### [Dataset items]
--- --- ---

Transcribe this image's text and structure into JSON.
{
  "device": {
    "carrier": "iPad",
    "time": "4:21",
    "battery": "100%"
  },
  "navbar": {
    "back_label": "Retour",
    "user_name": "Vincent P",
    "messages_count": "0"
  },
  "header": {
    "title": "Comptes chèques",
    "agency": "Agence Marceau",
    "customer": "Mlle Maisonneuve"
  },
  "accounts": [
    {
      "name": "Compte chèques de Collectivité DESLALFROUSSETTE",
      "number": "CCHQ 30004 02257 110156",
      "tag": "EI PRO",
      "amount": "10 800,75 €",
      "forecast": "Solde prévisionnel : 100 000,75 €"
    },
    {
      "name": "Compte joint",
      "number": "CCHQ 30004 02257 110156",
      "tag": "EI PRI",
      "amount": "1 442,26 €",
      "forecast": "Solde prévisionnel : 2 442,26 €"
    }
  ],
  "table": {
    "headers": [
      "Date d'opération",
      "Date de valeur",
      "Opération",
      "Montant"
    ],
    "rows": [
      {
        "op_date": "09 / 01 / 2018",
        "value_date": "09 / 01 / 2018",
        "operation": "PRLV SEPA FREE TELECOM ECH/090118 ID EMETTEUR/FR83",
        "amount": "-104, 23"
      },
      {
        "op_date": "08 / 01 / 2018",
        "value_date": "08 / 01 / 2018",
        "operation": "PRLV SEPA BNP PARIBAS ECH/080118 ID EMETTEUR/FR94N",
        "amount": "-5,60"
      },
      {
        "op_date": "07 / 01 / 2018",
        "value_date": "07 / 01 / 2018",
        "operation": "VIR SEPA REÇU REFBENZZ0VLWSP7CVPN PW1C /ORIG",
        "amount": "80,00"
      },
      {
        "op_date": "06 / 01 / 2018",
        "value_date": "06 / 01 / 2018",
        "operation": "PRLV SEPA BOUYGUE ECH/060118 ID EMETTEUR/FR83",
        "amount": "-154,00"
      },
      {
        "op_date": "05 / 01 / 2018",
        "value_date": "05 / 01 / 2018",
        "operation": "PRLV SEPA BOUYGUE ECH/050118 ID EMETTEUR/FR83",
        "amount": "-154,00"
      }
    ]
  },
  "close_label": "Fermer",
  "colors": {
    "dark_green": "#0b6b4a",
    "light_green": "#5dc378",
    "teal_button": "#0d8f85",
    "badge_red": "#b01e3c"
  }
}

--- --- ---

### [Task to complete]
Exactly reproduce all of the entries.

### [Solution to this problem]
Transcribe this image's text and structure into JSON.
{
  "device": {
    "carrier": "iPad",
    "time": "4:21",
    "battery": "100%"
  },
  "navbar": {
    "back_label": "Retour",
    "user_name": "Vincent P",
    "messages_count": "0"
  },
  "header": {
    "title": "Comptes chèques",
    "agency": "Agence Marceau",
    "customer": "Mlle Maisonneuve"
  },
  "accounts": [
    {
      "name": "Compte chèques de Collectivité DESLALFROUSSETTE",
      "number": "CCHQ 30004 02257 110156",
      "tag": "EI PRO",
      "amount": "10 800,75 €",
      "forecast": "Solde prévisionnel : 100 000,75 €"
    },
    {
      "name": "Compte joint",
      "number": "CCHQ 30004 02257 110156",
      "tag": "EI PRI",
      "amount": "1 442,26 €",
      "forecast": "Solde prévisionnel : 2 442,26 €"
    }
  ],
  "table": {
    "headers": [
      "Date d'opération",
      "Date de valeur",
      "Opération",
      "Montant"
    ],
    "rows": [
      {
        "op_date": "09 / 01 / 2018",
        "value_date": "09 / 01 / 2018",
        "operation": "PRLV SEPA FREE TELECOM ECH/090118 ID EMETTEUR/FR83",
        "amount": "-104, 23"
      },
      {
        "op_date": "08 / 01 / 2018",
        "value_date": "08 / 01 / 2018",
        "operation": "PRLV SEPA BNP PARIBAS ECH/080118 ID EMETTEUR/FR94N",
        "amount": "-5,60"
      },
      {
        "op_date": "07 / 01 / 2018",
        "value_date": "07 / 01 / 2018",
        "operation": "VIR SEPA REÇU REFBENZZ0VLWSP7CVPN PW1C /ORIG",
        "amount": "80,00"
      },
      {
        "op_date": "06 / 01 / 2018",
        "value_date": "06 / 01 / 2018",
        "operation": "PRLV SEPA BOUYGUE ECH/060118 ID EMETTEUR/FR83",
        "amount": "-154,00"
      },
      {
        "op_date": "05 / 01 / 2018",
        "value_date": "05 / 01 / 2018",
        "operation": "PRLV SEPA BOUYGUE ECH/050118 ID EMETTEUR/FR83",
        "amount": "-154,00"
      }
    ]
  },
  "close_label": "Fermer",
  "colors": {
    "dark_green": "#0b6b4a",
    "light_green": "#5dc378",
    "teal_button": "#0d8f85",
    "badge_red": "#b01e3c"
  }
}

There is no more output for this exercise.